**ZADANIE DO WYKONANIA:** Proszę przepisać wszystkie poniższe rekordy wiersz po wierszu bez żadnych zmian, ale bez obrazów.

Wykazy opisanych obszarów
☆ ☆ ☆ ☆ ☆ ☆ ☆

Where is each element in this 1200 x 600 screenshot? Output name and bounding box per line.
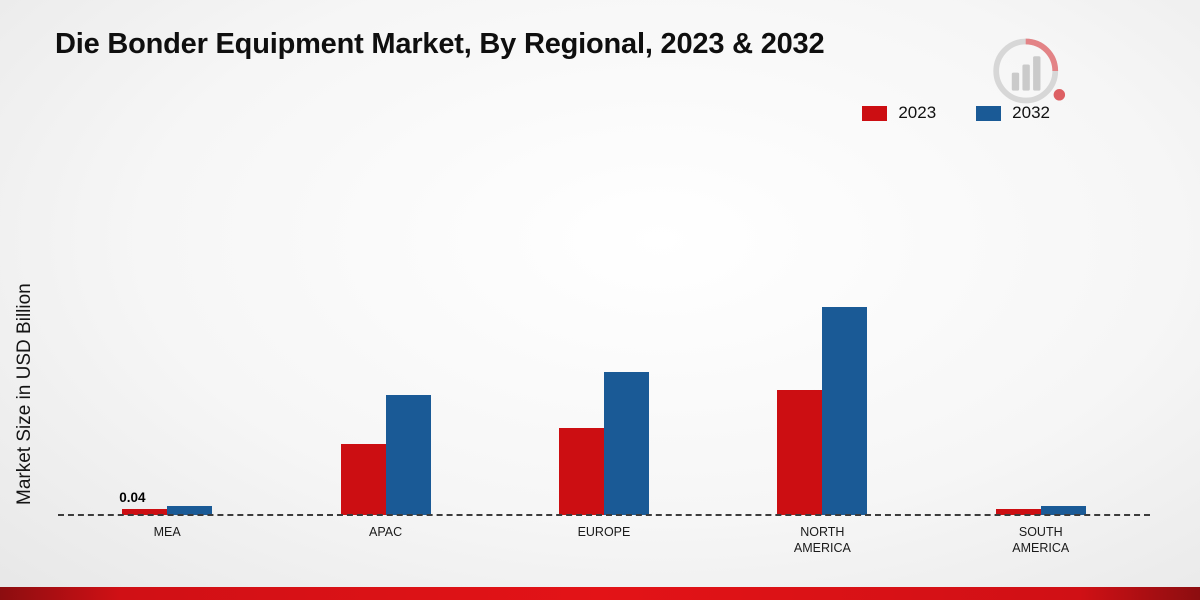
category-label-europe: EUROPE: [577, 525, 631, 539]
bottom-accent-bar: [0, 587, 1200, 600]
plot-area: 0.04 MEA APAC EUROPE NORTH AMERICA SOUTH AMER…: [58, 307, 1150, 555]
legend: 2023 2032: [862, 103, 1050, 123]
mrfr-logo-icon: [993, 38, 1066, 104]
legend-swatch-2023: [862, 105, 888, 121]
bar-group-apac: APAC: [340, 395, 431, 539]
category-label-apac: APAC: [369, 525, 403, 539]
bar-group-europe: EUROPE: [558, 372, 649, 539]
bar-group-south-america: SOUTH AMERICA: [995, 506, 1086, 555]
bar-group-north-america: NORTH AMERICA: [777, 307, 868, 555]
bar-group-mea: 0.04 MEA: [119, 490, 213, 539]
bar-2032-europe: [603, 372, 649, 515]
legend-item-2023: 2023: [862, 103, 936, 123]
category-label-mea: MEA: [153, 525, 181, 539]
bar-2023-europe: [558, 428, 604, 515]
bar-2032-north-america: [822, 307, 868, 515]
bar-2023-mea: 0.04: [119, 490, 168, 515]
bar-value-label: 0.04: [119, 490, 146, 505]
bar-2023-south-america: [995, 509, 1041, 515]
bar-2032-mea: [167, 506, 213, 515]
bar-2032-south-america: [1040, 506, 1086, 515]
legend-label: 2023: [898, 103, 937, 122]
legend-item-2032: 2032: [976, 103, 1050, 123]
legend-swatch-2032: [976, 105, 1002, 121]
bar-2032-apac: [385, 395, 431, 515]
legend-label: 2032: [1012, 103, 1050, 122]
category-label-north-america: NORTH AMERICA: [793, 525, 851, 556]
bar-2023-apac: [340, 444, 386, 515]
y-axis-label: Market Size in USD Billion: [14, 283, 35, 505]
x-axis-baseline: [58, 514, 1150, 516]
bar-2023-north-america: [777, 390, 823, 515]
category-label-south-america: SOUTH AMERICA: [1012, 525, 1070, 556]
chart-title: Die Bonder Equipment Market, By Regional…: [55, 28, 825, 60]
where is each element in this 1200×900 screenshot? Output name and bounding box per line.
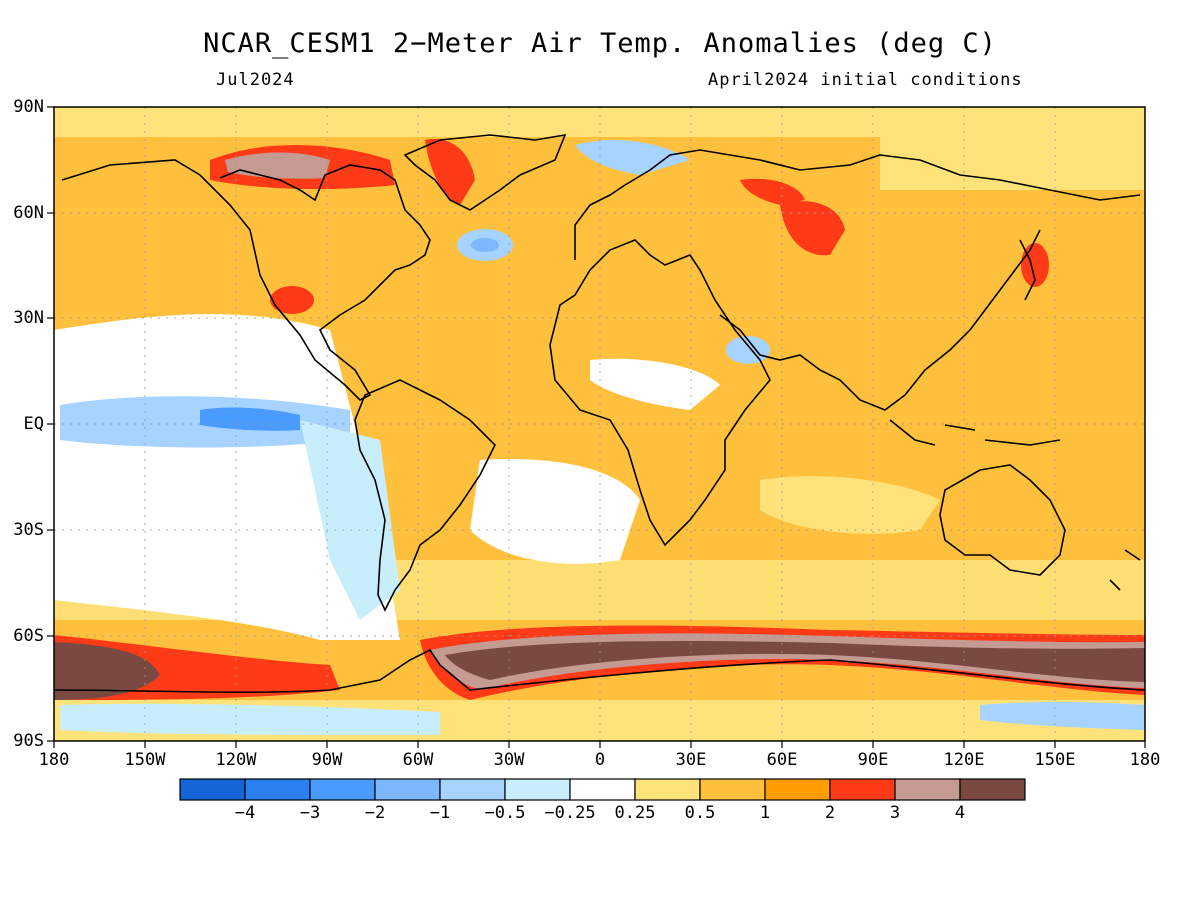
- colorbar-swatch: [829, 778, 896, 801]
- colorbar-swatch: [569, 778, 636, 801]
- initial-conditions-label: April2024 initial conditions: [708, 70, 1023, 90]
- colorbar-swatch: [374, 778, 441, 801]
- lon-label-120w: 120W: [215, 750, 257, 770]
- colorbar-tick-label: 4: [954, 803, 966, 823]
- colorbar-swatch: [894, 778, 961, 801]
- lon-label-30w: 30W: [493, 750, 525, 770]
- lat-label-30s: 30S: [13, 520, 44, 540]
- lat-label-90n: 90N: [13, 97, 44, 117]
- colorbar-tick-label: −0.5: [484, 803, 526, 823]
- lat-label-30n: 30N: [13, 308, 44, 328]
- lat-label-60n: 60N: [13, 203, 44, 223]
- colorbar-swatch: [764, 778, 831, 801]
- lon-label-30e: 30E: [675, 750, 707, 770]
- colorbar-swatch: [699, 778, 766, 801]
- lon-label-120e: 120E: [943, 750, 985, 770]
- colorbar-tick-label: 0.5: [684, 803, 716, 823]
- lon-label-60w: 60W: [402, 750, 434, 770]
- map-field: [54, 107, 1145, 741]
- lat-label-60s: 60S: [13, 626, 44, 646]
- colorbar-tick-label: 2: [824, 803, 836, 823]
- colorbar-swatch: [309, 778, 376, 801]
- colorbar-swatch: [959, 778, 1026, 801]
- lon-label-0: 0: [594, 750, 606, 770]
- forecast-month-label: Jul2024: [216, 70, 295, 90]
- colorbar-swatch: [439, 778, 506, 801]
- colorbar-tick-label: −3: [299, 803, 321, 823]
- lon-label-180e: 180: [1129, 750, 1161, 770]
- colorbar-tick-label: 3: [889, 803, 901, 823]
- colorbar-swatch: [244, 778, 311, 801]
- colorbar-tick-label: −1: [429, 803, 451, 823]
- colorbar-tick-label: −2: [364, 803, 386, 823]
- lat-label-eq: EQ: [23, 414, 44, 434]
- colorbar-tick-label: 1: [759, 803, 771, 823]
- colorbar-swatch: [504, 778, 571, 801]
- colorbar-swatch: [179, 778, 246, 801]
- colorbar-tick-label: −4: [234, 803, 256, 823]
- colorbar-swatch: [634, 778, 701, 801]
- gridlines: [54, 107, 1145, 741]
- lon-label-180w: 180: [38, 750, 70, 770]
- colorbar-tick-label: 0.25: [614, 803, 656, 823]
- colorbar-tick-label: −0.25: [544, 803, 596, 823]
- lon-label-60e: 60E: [766, 750, 798, 770]
- coastlines: [54, 133, 1145, 694]
- lon-label-150w: 150W: [124, 750, 166, 770]
- chart-title: NCAR_CESM1 2−Meter Air Temp. Anomalies (…: [203, 28, 997, 59]
- lon-label-90e: 90E: [857, 750, 889, 770]
- lon-label-150e: 150E: [1034, 750, 1076, 770]
- lon-label-90w: 90W: [311, 750, 343, 770]
- lat-label-90s: 90S: [13, 731, 44, 751]
- axis-ticks: [47, 106, 1146, 748]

☆ ☆ ☆ ☆ ☆ ☆ ☆

**WYNIK ĆWICZENIA:**
Where is each element in this 1200 x 600 screenshot? Output name and bounding box per line.
category-label-europe: EUROPE: [577, 525, 631, 539]
bottom-accent-bar: [0, 587, 1200, 600]
plot-area: 0.04 MEA APAC EUROPE NORTH AMERICA SOUTH AMER…: [58, 307, 1150, 555]
legend: 2023 2032: [862, 103, 1050, 123]
mrfr-logo-icon: [993, 38, 1066, 104]
legend-swatch-2023: [862, 105, 888, 121]
bar-group-apac: APAC: [340, 395, 431, 539]
category-label-apac: APAC: [369, 525, 403, 539]
bar-group-europe: EUROPE: [558, 372, 649, 539]
bar-group-south-america: SOUTH AMERICA: [995, 506, 1086, 555]
bar-group-north-america: NORTH AMERICA: [777, 307, 868, 555]
bar-group-mea: 0.04 MEA: [119, 490, 213, 539]
bar-2032-europe: [603, 372, 649, 515]
legend-item-2023: 2023: [862, 103, 936, 123]
category-label-mea: MEA: [153, 525, 181, 539]
bar-2023-europe: [558, 428, 604, 515]
bar-2032-north-america: [822, 307, 868, 515]
bar-2023-mea: 0.04: [119, 490, 168, 515]
bar-value-label: 0.04: [119, 490, 146, 505]
bar-2023-south-america: [995, 509, 1041, 515]
bar-2032-mea: [167, 506, 213, 515]
bar-2032-south-america: [1040, 506, 1086, 515]
legend-label: 2023: [898, 103, 937, 122]
legend-item-2032: 2032: [976, 103, 1050, 123]
legend-swatch-2032: [976, 105, 1002, 121]
bar-2032-apac: [385, 395, 431, 515]
legend-label: 2032: [1012, 103, 1050, 122]
category-label-north-america: NORTH AMERICA: [793, 525, 851, 556]
bar-2023-apac: [340, 444, 386, 515]
y-axis-label: Market Size in USD Billion: [14, 283, 35, 505]
x-axis-baseline: [58, 514, 1150, 516]
bar-2023-north-america: [777, 390, 823, 515]
category-label-south-america: SOUTH AMERICA: [1012, 525, 1070, 556]
chart-title: Die Bonder Equipment Market, By Regional…: [55, 28, 825, 60]
where is each element in this 1200×900 screenshot? Output name and bounding box per line.
- colorbar-swatch: [829, 778, 896, 801]
- colorbar-swatch: [569, 778, 636, 801]
- initial-conditions-label: April2024 initial conditions: [708, 70, 1023, 90]
- colorbar-swatch: [374, 778, 441, 801]
- lon-label-120w: 120W: [215, 750, 257, 770]
- colorbar-tick-label: 4: [954, 803, 966, 823]
- colorbar-swatch: [894, 778, 961, 801]
- lon-label-30w: 30W: [493, 750, 525, 770]
- lat-label-30s: 30S: [13, 520, 44, 540]
- lat-label-90n: 90N: [13, 97, 44, 117]
- colorbar-tick-label: −0.5: [484, 803, 526, 823]
- lat-label-30n: 30N: [13, 308, 44, 328]
- lat-label-60n: 60N: [13, 203, 44, 223]
- colorbar-swatch: [764, 778, 831, 801]
- lon-label-30e: 30E: [675, 750, 707, 770]
- colorbar-swatch: [699, 778, 766, 801]
- lon-label-120e: 120E: [943, 750, 985, 770]
- colorbar-tick-label: 0.5: [684, 803, 716, 823]
- lon-label-60w: 60W: [402, 750, 434, 770]
- map-field: [54, 107, 1145, 741]
- lat-label-60s: 60S: [13, 626, 44, 646]
- colorbar-tick-label: 2: [824, 803, 836, 823]
- colorbar-swatch: [309, 778, 376, 801]
- colorbar-swatch: [959, 778, 1026, 801]
- lon-label-0: 0: [594, 750, 606, 770]
- forecast-month-label: Jul2024: [216, 70, 295, 90]
- colorbar-swatch: [439, 778, 506, 801]
- colorbar-tick-label: −3: [299, 803, 321, 823]
- lon-label-180e: 180: [1129, 750, 1161, 770]
- colorbar-tick-label: 3: [889, 803, 901, 823]
- colorbar-swatch: [244, 778, 311, 801]
- colorbar-tick-label: −1: [429, 803, 451, 823]
- colorbar-tick-label: −2: [364, 803, 386, 823]
- lat-label-eq: EQ: [23, 414, 44, 434]
- colorbar-tick-label: 1: [759, 803, 771, 823]
- colorbar-swatch: [504, 778, 571, 801]
- colorbar-swatch: [179, 778, 246, 801]
- colorbar-tick-label: −4: [234, 803, 256, 823]
- colorbar-swatch: [634, 778, 701, 801]
- gridlines: [54, 107, 1145, 741]
- lon-label-180w: 180: [38, 750, 70, 770]
- colorbar-tick-label: 0.25: [614, 803, 656, 823]
- colorbar-tick-label: −0.25: [544, 803, 596, 823]
- lon-label-60e: 60E: [766, 750, 798, 770]
- coastlines: [54, 133, 1145, 694]
- lon-label-150w: 150W: [124, 750, 166, 770]
- chart-title: NCAR_CESM1 2−Meter Air Temp. Anomalies (…: [203, 28, 997, 59]
- lon-label-90e: 90E: [857, 750, 889, 770]
- lon-label-150e: 150E: [1034, 750, 1076, 770]
- lon-label-90w: 90W: [311, 750, 343, 770]
- lat-label-90s: 90S: [13, 731, 44, 751]
- axis-ticks: [47, 106, 1146, 748]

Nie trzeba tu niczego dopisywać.